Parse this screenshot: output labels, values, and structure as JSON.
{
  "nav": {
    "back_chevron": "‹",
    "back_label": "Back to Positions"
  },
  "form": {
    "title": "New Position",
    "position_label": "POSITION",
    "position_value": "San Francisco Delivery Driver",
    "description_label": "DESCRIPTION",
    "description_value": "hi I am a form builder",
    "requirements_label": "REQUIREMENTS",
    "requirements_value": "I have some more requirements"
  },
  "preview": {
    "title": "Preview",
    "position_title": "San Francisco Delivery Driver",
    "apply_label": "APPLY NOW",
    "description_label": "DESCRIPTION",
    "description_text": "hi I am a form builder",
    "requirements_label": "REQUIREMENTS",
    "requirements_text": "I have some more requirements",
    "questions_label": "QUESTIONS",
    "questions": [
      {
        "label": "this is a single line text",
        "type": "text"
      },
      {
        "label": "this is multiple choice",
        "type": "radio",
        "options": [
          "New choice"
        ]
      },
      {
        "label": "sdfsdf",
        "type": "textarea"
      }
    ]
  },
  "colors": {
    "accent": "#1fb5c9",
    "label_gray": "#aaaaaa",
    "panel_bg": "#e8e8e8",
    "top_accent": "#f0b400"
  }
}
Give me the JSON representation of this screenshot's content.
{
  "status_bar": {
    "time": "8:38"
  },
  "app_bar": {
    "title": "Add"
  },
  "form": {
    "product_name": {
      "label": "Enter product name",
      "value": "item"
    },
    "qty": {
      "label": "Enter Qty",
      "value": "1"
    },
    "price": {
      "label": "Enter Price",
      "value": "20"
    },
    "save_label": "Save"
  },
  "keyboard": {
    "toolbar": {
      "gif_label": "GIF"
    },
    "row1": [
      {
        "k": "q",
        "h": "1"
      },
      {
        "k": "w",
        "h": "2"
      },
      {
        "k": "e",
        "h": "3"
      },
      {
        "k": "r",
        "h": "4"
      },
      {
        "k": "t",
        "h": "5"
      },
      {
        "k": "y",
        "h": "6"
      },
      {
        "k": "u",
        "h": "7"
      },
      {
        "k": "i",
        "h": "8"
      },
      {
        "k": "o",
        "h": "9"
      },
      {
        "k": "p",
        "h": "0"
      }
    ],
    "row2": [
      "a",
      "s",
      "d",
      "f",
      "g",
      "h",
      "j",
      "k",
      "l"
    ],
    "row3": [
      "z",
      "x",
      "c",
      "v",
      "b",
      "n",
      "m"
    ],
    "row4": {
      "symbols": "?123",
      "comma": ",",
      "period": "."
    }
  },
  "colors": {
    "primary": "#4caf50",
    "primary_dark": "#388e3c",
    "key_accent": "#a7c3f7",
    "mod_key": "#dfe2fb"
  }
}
☆ ☆ ☆ ☆
* GOAL
Print every record above exactly as written.

* COMPLETED EXERCISE
Parse this screenshot: output labels, values, and structure as JSON.
{
  "nav": {
    "back_chevron": "‹",
    "back_label": "Back to Positions"
  },
  "form": {
    "title": "New Position",
    "position_label": "POSITION",
    "position_value": "San Francisco Delivery Driver",
    "description_label": "DESCRIPTION",
    "description_value": "hi I am a form builder",
    "requirements_label": "REQUIREMENTS",
    "requirements_value": "I have some more requirements"
  },
  "preview": {
    "title": "Preview",
    "position_title": "San Francisco Delivery Driver",
    "apply_label": "APPLY NOW",
    "description_label": "DESCRIPTION",
    "description_text": "hi I am a form builder",
    "requirements_label": "REQUIREMENTS",
    "requirements_text": "I have some more requirements",
    "questions_label": "QUESTIONS",
    "questions": [
      {
        "label": "this is a single line text",
        "type": "text"
      },
      {
        "label": "this is multiple choice",
        "type": "radio",
        "options": [
          "New choice"
        ]
      },
      {
        "label": "sdfsdf",
        "type": "textarea"
      }
    ]
  },
  "colors": {
    "accent": "#1fb5c9",
    "label_gray": "#aaaaaa",
    "panel_bg": "#e8e8e8",
    "top_accent": "#f0b400"
  }
}
Give me the JSON representation of this screenshot's content.
{
  "status_bar": {
    "time": "8:38"
  },
  "app_bar": {
    "title": "Add"
  },
  "form": {
    "product_name": {
      "label": "Enter product name",
      "value": "item"
    },
    "qty": {
      "label": "Enter Qty",
      "value": "1"
    },
    "price": {
      "label": "Enter Price",
      "value": "20"
    },
    "save_label": "Save"
  },
  "keyboard": {
    "toolbar": {
      "gif_label": "GIF"
    },
    "row1": [
      {
        "k": "q",
        "h": "1"
      },
      {
        "k": "w",
        "h": "2"
      },
      {
        "k": "e",
        "h": "3"
      },
      {
        "k": "r",
        "h": "4"
      },
      {
        "k": "t",
        "h": "5"
      },
      {
        "k": "y",
        "h": "6"
      },
      {
        "k": "u",
        "h": "7"
      },
      {
        "k": "i",
        "h": "8"
      },
      {
        "k": "o",
        "h": "9"
      },
      {
        "k": "p",
        "h": "0"
      }
    ],
    "row2": [
      "a",
      "s",
      "d",
      "f",
      "g",
      "h",
      "j",
      "k",
      "l"
    ],
    "row3": [
      "z",
      "x",
      "c",
      "v",
      "b",
      "n",
      "m"
    ],
    "row4": {
      "symbols": "?123",
      "comma": ",",
      "period": "."
    }
  },
  "colors": {
    "primary": "#4caf50",
    "primary_dark": "#388e3c",
    "key_accent": "#a7c3f7",
    "mod_key": "#dfe2fb"
  }
}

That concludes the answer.